_Your objective_
Work through the records below and tally every line containing "type". Reply with the total alone.

_Given records_
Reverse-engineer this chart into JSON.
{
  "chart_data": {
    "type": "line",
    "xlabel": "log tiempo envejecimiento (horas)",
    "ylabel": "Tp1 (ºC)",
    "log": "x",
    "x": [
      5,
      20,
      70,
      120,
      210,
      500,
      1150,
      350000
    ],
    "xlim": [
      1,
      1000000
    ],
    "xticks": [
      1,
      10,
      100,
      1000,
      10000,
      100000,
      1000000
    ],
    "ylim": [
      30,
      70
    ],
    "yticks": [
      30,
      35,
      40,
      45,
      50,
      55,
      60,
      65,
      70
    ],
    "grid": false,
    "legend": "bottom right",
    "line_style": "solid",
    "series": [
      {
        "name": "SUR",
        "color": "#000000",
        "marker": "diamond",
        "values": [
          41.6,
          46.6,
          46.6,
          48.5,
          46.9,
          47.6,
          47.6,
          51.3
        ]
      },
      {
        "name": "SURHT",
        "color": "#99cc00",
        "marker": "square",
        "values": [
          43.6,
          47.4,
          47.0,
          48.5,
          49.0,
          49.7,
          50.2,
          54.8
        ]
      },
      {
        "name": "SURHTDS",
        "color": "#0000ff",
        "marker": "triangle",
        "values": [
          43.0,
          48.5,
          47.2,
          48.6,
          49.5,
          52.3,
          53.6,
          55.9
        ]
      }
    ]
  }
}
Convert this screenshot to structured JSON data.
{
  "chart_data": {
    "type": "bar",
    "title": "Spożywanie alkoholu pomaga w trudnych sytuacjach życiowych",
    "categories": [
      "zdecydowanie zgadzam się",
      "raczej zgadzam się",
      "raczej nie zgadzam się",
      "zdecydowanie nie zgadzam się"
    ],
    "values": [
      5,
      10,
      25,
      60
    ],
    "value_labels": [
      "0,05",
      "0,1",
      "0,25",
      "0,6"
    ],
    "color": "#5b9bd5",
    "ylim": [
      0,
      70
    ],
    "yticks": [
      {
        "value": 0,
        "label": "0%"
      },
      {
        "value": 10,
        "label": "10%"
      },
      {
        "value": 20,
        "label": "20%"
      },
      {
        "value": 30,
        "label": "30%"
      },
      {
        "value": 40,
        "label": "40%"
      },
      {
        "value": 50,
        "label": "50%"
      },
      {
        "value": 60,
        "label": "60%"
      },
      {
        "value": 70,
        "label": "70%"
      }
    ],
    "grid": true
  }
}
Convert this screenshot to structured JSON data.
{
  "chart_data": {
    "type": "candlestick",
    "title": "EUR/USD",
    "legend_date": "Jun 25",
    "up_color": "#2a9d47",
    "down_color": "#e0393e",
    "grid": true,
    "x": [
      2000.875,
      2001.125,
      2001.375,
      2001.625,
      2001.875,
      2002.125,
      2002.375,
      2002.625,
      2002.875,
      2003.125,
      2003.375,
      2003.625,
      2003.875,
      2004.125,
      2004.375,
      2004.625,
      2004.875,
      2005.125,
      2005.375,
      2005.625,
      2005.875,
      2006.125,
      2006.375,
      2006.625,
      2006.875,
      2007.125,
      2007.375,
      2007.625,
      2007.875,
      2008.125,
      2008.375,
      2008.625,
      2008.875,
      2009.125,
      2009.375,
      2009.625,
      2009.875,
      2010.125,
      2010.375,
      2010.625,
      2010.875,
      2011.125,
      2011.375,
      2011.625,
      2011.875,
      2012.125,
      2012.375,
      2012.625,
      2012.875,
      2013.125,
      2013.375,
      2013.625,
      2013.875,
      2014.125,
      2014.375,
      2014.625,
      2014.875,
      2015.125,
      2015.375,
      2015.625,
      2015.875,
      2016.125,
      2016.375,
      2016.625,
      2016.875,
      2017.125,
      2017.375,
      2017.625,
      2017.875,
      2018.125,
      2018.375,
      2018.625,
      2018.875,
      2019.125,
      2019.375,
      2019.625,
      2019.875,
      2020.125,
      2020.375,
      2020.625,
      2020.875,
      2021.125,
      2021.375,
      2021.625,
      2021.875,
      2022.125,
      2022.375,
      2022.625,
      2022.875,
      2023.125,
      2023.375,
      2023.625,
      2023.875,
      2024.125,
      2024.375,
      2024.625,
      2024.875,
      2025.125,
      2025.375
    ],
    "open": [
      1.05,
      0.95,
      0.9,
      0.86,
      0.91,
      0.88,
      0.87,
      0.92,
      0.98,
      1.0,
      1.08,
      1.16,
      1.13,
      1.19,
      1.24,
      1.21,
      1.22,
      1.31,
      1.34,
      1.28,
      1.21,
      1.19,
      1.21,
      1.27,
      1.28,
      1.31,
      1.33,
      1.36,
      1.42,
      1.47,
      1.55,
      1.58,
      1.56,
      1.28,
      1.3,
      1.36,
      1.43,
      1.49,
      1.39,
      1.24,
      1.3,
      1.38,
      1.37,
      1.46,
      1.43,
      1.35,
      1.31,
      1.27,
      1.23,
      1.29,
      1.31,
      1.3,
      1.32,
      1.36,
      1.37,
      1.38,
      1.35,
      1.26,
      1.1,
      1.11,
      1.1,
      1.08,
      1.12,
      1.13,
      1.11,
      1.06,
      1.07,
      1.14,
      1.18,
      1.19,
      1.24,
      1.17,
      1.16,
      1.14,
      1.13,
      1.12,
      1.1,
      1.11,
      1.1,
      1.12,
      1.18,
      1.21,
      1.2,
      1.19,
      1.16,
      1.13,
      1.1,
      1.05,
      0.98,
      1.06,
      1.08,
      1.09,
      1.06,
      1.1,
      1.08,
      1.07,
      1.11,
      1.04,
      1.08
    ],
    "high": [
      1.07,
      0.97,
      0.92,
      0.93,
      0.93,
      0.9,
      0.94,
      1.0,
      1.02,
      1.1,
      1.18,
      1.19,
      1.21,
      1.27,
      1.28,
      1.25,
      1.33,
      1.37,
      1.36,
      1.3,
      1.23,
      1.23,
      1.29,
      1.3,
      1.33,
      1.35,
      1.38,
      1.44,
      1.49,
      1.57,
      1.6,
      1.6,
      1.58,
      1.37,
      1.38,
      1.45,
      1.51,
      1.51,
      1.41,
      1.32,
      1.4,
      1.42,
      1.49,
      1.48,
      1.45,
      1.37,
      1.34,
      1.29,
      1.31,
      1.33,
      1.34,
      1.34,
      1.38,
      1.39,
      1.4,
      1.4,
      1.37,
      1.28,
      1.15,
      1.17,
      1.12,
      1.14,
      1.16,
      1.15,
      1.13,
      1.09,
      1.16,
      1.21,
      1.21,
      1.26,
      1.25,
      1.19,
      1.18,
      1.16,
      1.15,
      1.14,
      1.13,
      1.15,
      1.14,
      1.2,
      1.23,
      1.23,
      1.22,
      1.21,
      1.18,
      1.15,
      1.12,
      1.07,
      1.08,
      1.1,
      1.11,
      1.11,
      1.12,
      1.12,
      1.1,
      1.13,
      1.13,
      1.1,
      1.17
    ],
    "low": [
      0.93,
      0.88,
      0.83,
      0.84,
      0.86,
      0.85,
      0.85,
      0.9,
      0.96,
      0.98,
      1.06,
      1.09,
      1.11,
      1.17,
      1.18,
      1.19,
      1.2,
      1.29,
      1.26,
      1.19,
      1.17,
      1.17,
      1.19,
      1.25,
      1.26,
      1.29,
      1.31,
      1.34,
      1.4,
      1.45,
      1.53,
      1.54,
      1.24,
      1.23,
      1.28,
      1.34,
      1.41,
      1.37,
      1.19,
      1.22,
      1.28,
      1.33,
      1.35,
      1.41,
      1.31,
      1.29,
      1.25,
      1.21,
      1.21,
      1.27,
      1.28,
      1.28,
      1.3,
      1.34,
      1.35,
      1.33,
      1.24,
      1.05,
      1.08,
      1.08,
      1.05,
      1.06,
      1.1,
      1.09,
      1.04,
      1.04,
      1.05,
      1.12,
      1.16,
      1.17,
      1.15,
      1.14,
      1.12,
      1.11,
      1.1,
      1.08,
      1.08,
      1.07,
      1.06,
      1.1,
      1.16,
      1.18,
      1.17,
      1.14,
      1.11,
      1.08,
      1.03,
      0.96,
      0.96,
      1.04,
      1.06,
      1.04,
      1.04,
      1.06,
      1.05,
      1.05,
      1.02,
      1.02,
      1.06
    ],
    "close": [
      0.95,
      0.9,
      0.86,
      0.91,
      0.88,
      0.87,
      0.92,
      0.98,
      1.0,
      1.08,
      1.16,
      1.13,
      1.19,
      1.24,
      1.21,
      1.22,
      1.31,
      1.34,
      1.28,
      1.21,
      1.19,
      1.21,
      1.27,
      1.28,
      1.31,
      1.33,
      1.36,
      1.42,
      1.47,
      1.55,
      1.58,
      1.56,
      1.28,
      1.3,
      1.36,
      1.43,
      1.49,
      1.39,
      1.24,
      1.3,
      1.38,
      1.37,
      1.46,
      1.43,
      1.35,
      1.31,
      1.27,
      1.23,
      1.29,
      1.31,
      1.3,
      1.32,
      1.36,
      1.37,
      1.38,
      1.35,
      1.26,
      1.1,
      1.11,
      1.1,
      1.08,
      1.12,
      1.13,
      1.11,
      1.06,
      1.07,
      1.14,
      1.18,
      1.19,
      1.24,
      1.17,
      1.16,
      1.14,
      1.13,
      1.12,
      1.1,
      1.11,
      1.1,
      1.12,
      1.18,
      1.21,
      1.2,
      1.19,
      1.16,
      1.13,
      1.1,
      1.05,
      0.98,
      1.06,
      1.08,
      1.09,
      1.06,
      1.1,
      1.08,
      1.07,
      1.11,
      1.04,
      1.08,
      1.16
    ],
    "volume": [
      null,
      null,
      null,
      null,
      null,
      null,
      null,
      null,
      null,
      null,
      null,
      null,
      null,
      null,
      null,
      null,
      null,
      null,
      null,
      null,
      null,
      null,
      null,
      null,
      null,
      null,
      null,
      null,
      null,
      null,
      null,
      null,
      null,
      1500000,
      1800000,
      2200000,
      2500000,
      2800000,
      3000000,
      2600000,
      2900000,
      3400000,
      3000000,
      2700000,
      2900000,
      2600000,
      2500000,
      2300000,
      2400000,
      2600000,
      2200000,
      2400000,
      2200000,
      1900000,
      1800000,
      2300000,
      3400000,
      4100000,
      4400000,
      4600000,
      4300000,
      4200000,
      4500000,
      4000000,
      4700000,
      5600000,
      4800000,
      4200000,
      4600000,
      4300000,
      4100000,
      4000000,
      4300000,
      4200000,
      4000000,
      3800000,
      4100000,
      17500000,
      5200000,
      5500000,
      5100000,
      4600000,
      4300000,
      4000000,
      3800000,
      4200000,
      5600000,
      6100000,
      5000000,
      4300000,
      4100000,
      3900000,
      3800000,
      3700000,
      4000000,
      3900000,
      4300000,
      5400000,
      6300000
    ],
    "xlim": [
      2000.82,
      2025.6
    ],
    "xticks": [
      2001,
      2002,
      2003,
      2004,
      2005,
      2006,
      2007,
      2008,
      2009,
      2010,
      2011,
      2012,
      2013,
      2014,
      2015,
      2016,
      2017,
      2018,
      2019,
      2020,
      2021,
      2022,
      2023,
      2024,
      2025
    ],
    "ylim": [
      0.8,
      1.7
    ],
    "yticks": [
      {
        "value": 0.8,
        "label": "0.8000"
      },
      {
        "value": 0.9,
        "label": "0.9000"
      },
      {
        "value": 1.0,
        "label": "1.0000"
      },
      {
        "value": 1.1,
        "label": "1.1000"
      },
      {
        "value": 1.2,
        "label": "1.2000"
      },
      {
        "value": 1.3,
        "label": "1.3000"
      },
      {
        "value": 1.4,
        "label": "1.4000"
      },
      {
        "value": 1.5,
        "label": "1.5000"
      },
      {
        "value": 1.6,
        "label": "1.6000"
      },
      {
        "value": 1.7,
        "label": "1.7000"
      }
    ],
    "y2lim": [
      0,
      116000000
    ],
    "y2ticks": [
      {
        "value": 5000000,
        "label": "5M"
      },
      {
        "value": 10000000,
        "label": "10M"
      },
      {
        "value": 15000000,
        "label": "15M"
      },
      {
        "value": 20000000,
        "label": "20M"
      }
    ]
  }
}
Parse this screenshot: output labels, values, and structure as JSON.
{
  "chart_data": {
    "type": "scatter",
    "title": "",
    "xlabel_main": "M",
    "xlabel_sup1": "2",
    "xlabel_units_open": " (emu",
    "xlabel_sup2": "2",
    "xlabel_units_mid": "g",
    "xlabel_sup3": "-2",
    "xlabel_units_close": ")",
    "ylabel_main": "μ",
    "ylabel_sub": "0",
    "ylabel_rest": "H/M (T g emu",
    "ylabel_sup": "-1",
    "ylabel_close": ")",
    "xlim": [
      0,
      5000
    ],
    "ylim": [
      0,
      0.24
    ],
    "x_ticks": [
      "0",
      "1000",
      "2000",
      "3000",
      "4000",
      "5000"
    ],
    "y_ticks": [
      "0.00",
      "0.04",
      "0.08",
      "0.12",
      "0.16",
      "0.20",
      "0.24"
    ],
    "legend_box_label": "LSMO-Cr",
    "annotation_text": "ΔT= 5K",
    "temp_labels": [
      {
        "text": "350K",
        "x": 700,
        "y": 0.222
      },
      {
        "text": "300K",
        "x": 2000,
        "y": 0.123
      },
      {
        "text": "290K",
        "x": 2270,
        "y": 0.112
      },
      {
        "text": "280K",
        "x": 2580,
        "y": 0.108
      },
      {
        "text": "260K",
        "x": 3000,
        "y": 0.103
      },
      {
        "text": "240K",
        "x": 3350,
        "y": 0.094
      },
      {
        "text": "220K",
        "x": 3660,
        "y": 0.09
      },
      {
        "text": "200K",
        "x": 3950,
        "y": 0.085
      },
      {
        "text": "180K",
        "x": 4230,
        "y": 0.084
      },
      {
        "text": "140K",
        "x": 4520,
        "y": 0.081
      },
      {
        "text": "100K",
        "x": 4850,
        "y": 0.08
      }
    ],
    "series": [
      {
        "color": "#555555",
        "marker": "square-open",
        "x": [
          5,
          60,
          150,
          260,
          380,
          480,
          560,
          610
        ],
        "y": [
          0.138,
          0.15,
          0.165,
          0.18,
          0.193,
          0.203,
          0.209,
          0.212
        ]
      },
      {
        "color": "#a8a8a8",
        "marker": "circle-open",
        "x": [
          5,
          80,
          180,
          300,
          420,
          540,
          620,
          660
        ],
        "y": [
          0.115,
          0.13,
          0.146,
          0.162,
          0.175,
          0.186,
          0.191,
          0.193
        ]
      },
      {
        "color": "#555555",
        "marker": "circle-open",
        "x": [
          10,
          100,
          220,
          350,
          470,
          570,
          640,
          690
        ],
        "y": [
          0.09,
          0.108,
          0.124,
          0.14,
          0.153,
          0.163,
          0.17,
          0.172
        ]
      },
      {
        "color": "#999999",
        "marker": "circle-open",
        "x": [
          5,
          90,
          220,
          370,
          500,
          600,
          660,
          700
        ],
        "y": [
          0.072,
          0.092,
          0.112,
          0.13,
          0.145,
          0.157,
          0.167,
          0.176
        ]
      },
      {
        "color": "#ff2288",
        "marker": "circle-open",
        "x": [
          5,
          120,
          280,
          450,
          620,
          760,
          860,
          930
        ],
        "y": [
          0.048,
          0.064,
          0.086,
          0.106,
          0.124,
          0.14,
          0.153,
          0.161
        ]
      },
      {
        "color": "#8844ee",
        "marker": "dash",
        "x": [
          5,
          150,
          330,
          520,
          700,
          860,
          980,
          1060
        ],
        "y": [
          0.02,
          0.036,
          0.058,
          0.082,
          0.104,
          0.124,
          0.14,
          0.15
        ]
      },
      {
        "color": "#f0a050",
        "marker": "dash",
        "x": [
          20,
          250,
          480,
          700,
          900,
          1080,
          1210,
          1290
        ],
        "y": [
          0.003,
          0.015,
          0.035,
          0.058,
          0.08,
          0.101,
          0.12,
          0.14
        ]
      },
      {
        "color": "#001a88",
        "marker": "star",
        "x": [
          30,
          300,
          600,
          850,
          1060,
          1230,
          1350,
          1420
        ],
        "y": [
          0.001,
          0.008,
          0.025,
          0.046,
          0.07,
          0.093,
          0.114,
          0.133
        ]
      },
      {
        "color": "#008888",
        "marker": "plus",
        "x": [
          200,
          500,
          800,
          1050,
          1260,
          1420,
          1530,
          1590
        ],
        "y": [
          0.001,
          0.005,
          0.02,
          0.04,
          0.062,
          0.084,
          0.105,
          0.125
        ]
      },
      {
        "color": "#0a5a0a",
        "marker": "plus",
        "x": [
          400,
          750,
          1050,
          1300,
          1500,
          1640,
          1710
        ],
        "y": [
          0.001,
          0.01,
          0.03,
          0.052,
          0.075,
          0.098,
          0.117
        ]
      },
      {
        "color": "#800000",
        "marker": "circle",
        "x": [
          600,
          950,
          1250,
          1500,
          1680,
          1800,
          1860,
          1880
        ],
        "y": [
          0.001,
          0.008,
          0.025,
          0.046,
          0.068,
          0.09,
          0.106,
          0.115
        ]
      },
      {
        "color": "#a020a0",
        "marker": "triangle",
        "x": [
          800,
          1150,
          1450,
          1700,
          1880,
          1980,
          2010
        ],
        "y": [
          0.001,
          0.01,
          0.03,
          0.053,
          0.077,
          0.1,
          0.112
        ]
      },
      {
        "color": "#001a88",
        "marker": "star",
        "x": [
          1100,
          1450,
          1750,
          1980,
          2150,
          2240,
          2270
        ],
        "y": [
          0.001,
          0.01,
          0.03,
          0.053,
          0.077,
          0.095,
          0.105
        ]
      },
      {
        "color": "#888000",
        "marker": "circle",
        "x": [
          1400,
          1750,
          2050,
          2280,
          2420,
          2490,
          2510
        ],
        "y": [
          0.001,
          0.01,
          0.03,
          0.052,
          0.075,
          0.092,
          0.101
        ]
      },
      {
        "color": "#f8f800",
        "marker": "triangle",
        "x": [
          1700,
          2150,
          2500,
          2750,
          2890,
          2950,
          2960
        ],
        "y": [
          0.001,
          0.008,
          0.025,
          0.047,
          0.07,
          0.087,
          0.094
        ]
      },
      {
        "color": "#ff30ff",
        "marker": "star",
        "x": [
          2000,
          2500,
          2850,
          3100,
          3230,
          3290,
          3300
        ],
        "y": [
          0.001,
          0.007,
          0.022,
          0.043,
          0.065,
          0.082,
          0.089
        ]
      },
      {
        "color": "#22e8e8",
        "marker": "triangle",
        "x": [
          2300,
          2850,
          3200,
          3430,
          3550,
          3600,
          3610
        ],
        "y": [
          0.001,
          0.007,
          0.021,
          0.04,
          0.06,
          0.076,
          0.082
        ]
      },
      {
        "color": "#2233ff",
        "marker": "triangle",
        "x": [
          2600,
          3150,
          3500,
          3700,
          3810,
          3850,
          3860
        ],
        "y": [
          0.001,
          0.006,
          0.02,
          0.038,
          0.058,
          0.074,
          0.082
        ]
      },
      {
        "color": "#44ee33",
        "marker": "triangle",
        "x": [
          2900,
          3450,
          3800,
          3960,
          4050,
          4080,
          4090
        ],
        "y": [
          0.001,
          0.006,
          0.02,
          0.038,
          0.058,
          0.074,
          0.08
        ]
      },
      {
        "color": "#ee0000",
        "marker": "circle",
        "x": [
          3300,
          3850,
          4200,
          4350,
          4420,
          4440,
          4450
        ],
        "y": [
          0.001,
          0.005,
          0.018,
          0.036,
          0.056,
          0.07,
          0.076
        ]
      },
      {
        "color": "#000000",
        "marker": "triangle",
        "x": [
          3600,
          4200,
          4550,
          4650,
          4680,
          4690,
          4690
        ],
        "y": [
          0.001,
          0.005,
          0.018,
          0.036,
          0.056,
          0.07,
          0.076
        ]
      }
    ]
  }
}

_Expected output_
4